**Your instructions**
Find every line below that contains the word "upper" and copy it out.

Stored items from a collection
start

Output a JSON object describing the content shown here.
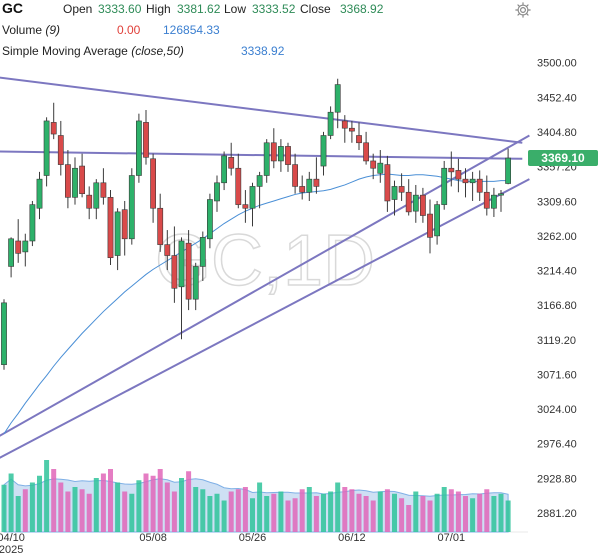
{
  "header": {
    "symbol": "GC",
    "open_label": "Open",
    "open_value": "3333.60",
    "high_label": "High",
    "high_value": "3381.62",
    "low_label": "Low",
    "low_value": "3333.52",
    "close_label": "Close",
    "close_value": "3368.92",
    "volume_label": "Volume",
    "volume_param": "(9)",
    "volume_value_a": "0.00",
    "volume_value_b": "126854.33",
    "sma_label": "Simple Moving Average",
    "sma_param": "(close,50)",
    "sma_value": "3338.92",
    "settings_icon": "gear-icon"
  },
  "watermark": "GC,1D",
  "colors": {
    "up": "#2db16a",
    "down": "#d94a4a",
    "sma": "#4a8fd6",
    "trendline": "#7c77c0",
    "price_tag": "#3aae6a",
    "volume_area": "#b9d3ef"
  },
  "chart_data": {
    "type": "candlestick",
    "title": "GC",
    "ylim": [
      2855,
      3545
    ],
    "y_ticks": [
      3500.0,
      3452.4,
      3404.8,
      3357.2,
      3309.6,
      3262.0,
      3214.4,
      3166.8,
      3119.2,
      3071.6,
      3024.0,
      2976.4,
      2928.8,
      2881.2
    ],
    "y_tick_labels": [
      "3500.00",
      "3452.40",
      "3404.80",
      "3357.20",
      "3309.60",
      "3262.00",
      "3214.40",
      "3166.80",
      "3119.20",
      "3071.60",
      "3024.00",
      "2976.40",
      "2928.80",
      "2881.20"
    ],
    "x_labels": [
      {
        "text": "04/10",
        "sub": "2025",
        "index": 1
      },
      {
        "text": "05/08",
        "index": 21
      },
      {
        "text": "05/26",
        "index": 35
      },
      {
        "text": "06/12",
        "index": 49
      },
      {
        "text": "07/01",
        "index": 63
      }
    ],
    "last_price": "3369.10",
    "candles": [
      [
        3085,
        3175,
        3078,
        3170
      ],
      [
        3220,
        3260,
        3205,
        3258
      ],
      [
        3255,
        3285,
        3225,
        3238
      ],
      [
        3240,
        3265,
        3220,
        3255
      ],
      [
        3255,
        3310,
        3248,
        3305
      ],
      [
        3300,
        3350,
        3285,
        3340
      ],
      [
        3345,
        3425,
        3330,
        3420
      ],
      [
        3418,
        3445,
        3395,
        3402
      ],
      [
        3400,
        3420,
        3345,
        3360
      ],
      [
        3360,
        3380,
        3300,
        3315
      ],
      [
        3315,
        3370,
        3305,
        3355
      ],
      [
        3358,
        3375,
        3315,
        3320
      ],
      [
        3318,
        3330,
        3285,
        3300
      ],
      [
        3300,
        3340,
        3285,
        3335
      ],
      [
        3335,
        3355,
        3305,
        3315
      ],
      [
        3315,
        3325,
        3222,
        3232
      ],
      [
        3235,
        3300,
        3215,
        3295
      ],
      [
        3298,
        3310,
        3235,
        3258
      ],
      [
        3258,
        3355,
        3250,
        3345
      ],
      [
        3345,
        3430,
        3335,
        3420
      ],
      [
        3418,
        3435,
        3360,
        3370
      ],
      [
        3368,
        3375,
        3280,
        3300
      ],
      [
        3300,
        3320,
        3240,
        3250
      ],
      [
        3250,
        3270,
        3215,
        3235
      ],
      [
        3235,
        3275,
        3170,
        3190
      ],
      [
        3192,
        3260,
        3120,
        3255
      ],
      [
        3252,
        3270,
        3160,
        3175
      ],
      [
        3175,
        3225,
        3160,
        3220
      ],
      [
        3220,
        3268,
        3200,
        3260
      ],
      [
        3258,
        3320,
        3245,
        3312
      ],
      [
        3310,
        3345,
        3295,
        3335
      ],
      [
        3335,
        3378,
        3325,
        3372
      ],
      [
        3370,
        3390,
        3345,
        3355
      ],
      [
        3355,
        3375,
        3300,
        3305
      ],
      [
        3305,
        3325,
        3280,
        3300
      ],
      [
        3300,
        3335,
        3275,
        3330
      ],
      [
        3330,
        3350,
        3300,
        3345
      ],
      [
        3345,
        3395,
        3335,
        3390
      ],
      [
        3390,
        3410,
        3355,
        3365
      ],
      [
        3365,
        3395,
        3350,
        3385
      ],
      [
        3385,
        3390,
        3350,
        3360
      ],
      [
        3360,
        3375,
        3320,
        3330
      ],
      [
        3330,
        3345,
        3312,
        3322
      ],
      [
        3322,
        3350,
        3310,
        3340
      ],
      [
        3340,
        3370,
        3320,
        3330
      ],
      [
        3358,
        3405,
        3345,
        3400
      ],
      [
        3400,
        3440,
        3395,
        3432
      ],
      [
        3432,
        3478,
        3410,
        3470
      ],
      [
        3420,
        3428,
        3390,
        3410
      ],
      [
        3410,
        3420,
        3390,
        3406
      ],
      [
        3400,
        3418,
        3380,
        3390
      ],
      [
        3390,
        3405,
        3360,
        3365
      ],
      [
        3365,
        3375,
        3340,
        3355
      ],
      [
        3348,
        3380,
        3335,
        3362
      ],
      [
        3360,
        3372,
        3295,
        3310
      ],
      [
        3312,
        3338,
        3290,
        3330
      ],
      [
        3330,
        3348,
        3310,
        3322
      ],
      [
        3322,
        3340,
        3290,
        3295
      ],
      [
        3296,
        3332,
        3280,
        3318
      ],
      [
        3318,
        3328,
        3280,
        3290
      ],
      [
        3292,
        3312,
        3238,
        3260
      ],
      [
        3262,
        3310,
        3250,
        3305
      ],
      [
        3305,
        3365,
        3298,
        3355
      ],
      [
        3355,
        3378,
        3330,
        3350
      ],
      [
        3352,
        3368,
        3322,
        3340
      ],
      [
        3340,
        3355,
        3315,
        3335
      ],
      [
        3335,
        3350,
        3310,
        3340
      ],
      [
        3340,
        3352,
        3310,
        3322
      ],
      [
        3322,
        3345,
        3290,
        3300
      ],
      [
        3300,
        3328,
        3288,
        3318
      ],
      [
        3318,
        3325,
        3295,
        3320
      ],
      [
        3334,
        3382,
        3333,
        3369
      ]
    ],
    "sma_values": [
      2990,
      3005,
      3018,
      3032,
      3045,
      3058,
      3070,
      3083,
      3095,
      3106,
      3117,
      3128,
      3138,
      3148,
      3158,
      3167,
      3176,
      3185,
      3193,
      3201,
      3209,
      3216,
      3222,
      3228,
      3234,
      3240,
      3246,
      3252,
      3258,
      3265,
      3272,
      3279,
      3285,
      3291,
      3296,
      3300,
      3304,
      3307,
      3310,
      3313,
      3316,
      3319,
      3321,
      3322,
      3323,
      3324,
      3326,
      3329,
      3332,
      3336,
      3340,
      3343,
      3345,
      3346,
      3347,
      3346,
      3345,
      3345,
      3346,
      3346,
      3345,
      3344,
      3342,
      3340,
      3338,
      3337,
      3337,
      3337,
      3337,
      3337,
      3338,
      3338
    ],
    "volume": [
      105,
      130,
      80,
      95,
      110,
      125,
      160,
      140,
      110,
      90,
      100,
      95,
      85,
      120,
      130,
      140,
      110,
      90,
      85,
      115,
      130,
      125,
      140,
      110,
      90,
      120,
      135,
      100,
      95,
      80,
      85,
      70,
      90,
      95,
      100,
      75,
      110,
      80,
      85,
      90,
      70,
      75,
      95,
      100,
      80,
      85,
      90,
      110,
      100,
      95,
      85,
      80,
      70,
      90,
      95,
      85,
      75,
      60,
      90,
      80,
      70,
      85,
      100,
      95,
      90,
      80,
      75,
      85,
      95,
      80,
      85,
      70
    ],
    "volume_up_flags": [
      true,
      true,
      true,
      false,
      true,
      true,
      true,
      false,
      false,
      false,
      true,
      false,
      false,
      true,
      false,
      false,
      true,
      false,
      true,
      true,
      false,
      false,
      false,
      false,
      false,
      true,
      false,
      true,
      true,
      true,
      true,
      true,
      false,
      false,
      false,
      true,
      true,
      true,
      false,
      true,
      false,
      false,
      false,
      true,
      false,
      true,
      true,
      true,
      false,
      false,
      false,
      false,
      false,
      true,
      false,
      true,
      false,
      false,
      true,
      false,
      false,
      true,
      true,
      false,
      false,
      false,
      true,
      false,
      false,
      true,
      true,
      true
    ],
    "trendlines": [
      {
        "name": "resistance-upper",
        "from": [
          -1,
          3480
        ],
        "to": [
          73,
          3390
        ]
      },
      {
        "name": "horizontal",
        "from": [
          -1,
          3378
        ],
        "to": [
          73,
          3368
        ]
      },
      {
        "name": "rising-upper",
        "from": [
          -1,
          2985
        ],
        "to": [
          74,
          3400
        ]
      },
      {
        "name": "rising-lower",
        "from": [
          -1,
          2955
        ],
        "to": [
          74,
          3340
        ]
      }
    ]
  }
}
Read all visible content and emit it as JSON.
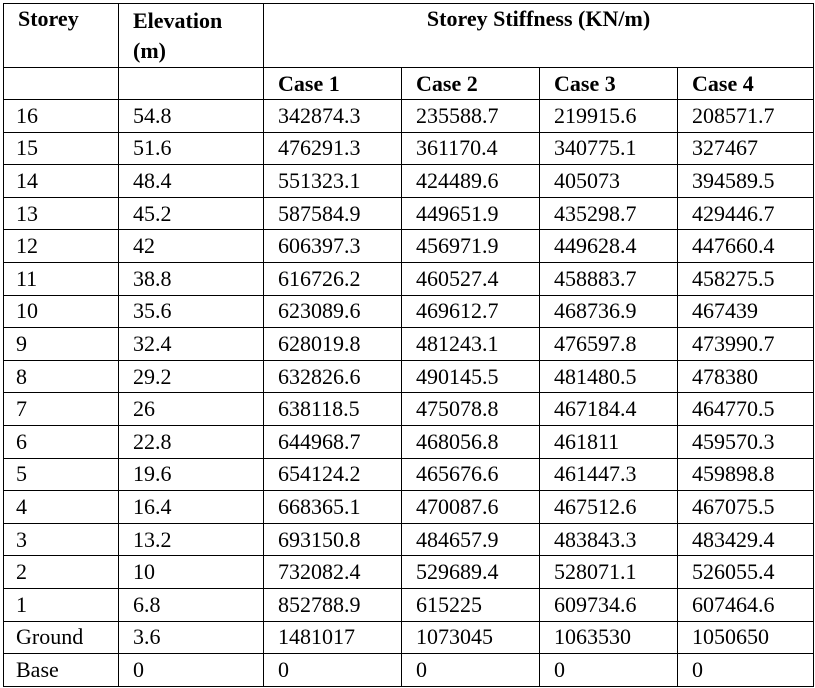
{
  "header": {
    "storey": "Storey",
    "elevation": "Elevation (m)",
    "stiffness": "Storey Stiffness (KN/m)",
    "cases": [
      "Case 1",
      "Case 2",
      "Case 3",
      "Case 4"
    ]
  },
  "table": {
    "rows": [
      [
        "16",
        "54.8",
        "342874.3",
        "235588.7",
        "219915.6",
        "208571.7"
      ],
      [
        "15",
        "51.6",
        "476291.3",
        "361170.4",
        "340775.1",
        "327467"
      ],
      [
        "14",
        "48.4",
        "551323.1",
        "424489.6",
        "405073",
        "394589.5"
      ],
      [
        "13",
        "45.2",
        "587584.9",
        "449651.9",
        "435298.7",
        "429446.7"
      ],
      [
        "12",
        "42",
        "606397.3",
        "456971.9",
        "449628.4",
        "447660.4"
      ],
      [
        "11",
        "38.8",
        "616726.2",
        "460527.4",
        "458883.7",
        "458275.5"
      ],
      [
        "10",
        "35.6",
        "623089.6",
        "469612.7",
        "468736.9",
        "467439"
      ],
      [
        "9",
        "32.4",
        "628019.8",
        "481243.1",
        "476597.8",
        "473990.7"
      ],
      [
        "8",
        "29.2",
        "632826.6",
        "490145.5",
        "481480.5",
        "478380"
      ],
      [
        "7",
        "26",
        "638118.5",
        "475078.8",
        "467184.4",
        "464770.5"
      ],
      [
        "6",
        "22.8",
        "644968.7",
        "468056.8",
        "461811",
        "459570.3"
      ],
      [
        "5",
        "19.6",
        "654124.2",
        "465676.6",
        "461447.3",
        "459898.8"
      ],
      [
        "4",
        "16.4",
        "668365.1",
        "470087.6",
        "467512.6",
        "467075.5"
      ],
      [
        "3",
        "13.2",
        "693150.8",
        "484657.9",
        "483843.3",
        "483429.4"
      ],
      [
        "2",
        "10",
        "732082.4",
        "529689.4",
        "528071.1",
        "526055.4"
      ],
      [
        "1",
        "6.8",
        "852788.9",
        "615225",
        "609734.6",
        "607464.6"
      ],
      [
        "Ground",
        "3.6",
        "1481017",
        "1073045",
        "1063530",
        "1050650"
      ],
      [
        "Base",
        "0",
        "0",
        "0",
        "0",
        "0"
      ]
    ]
  }
}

end

**Complete response**
        "name": "resistance-upper",
        "name": "rising-upper",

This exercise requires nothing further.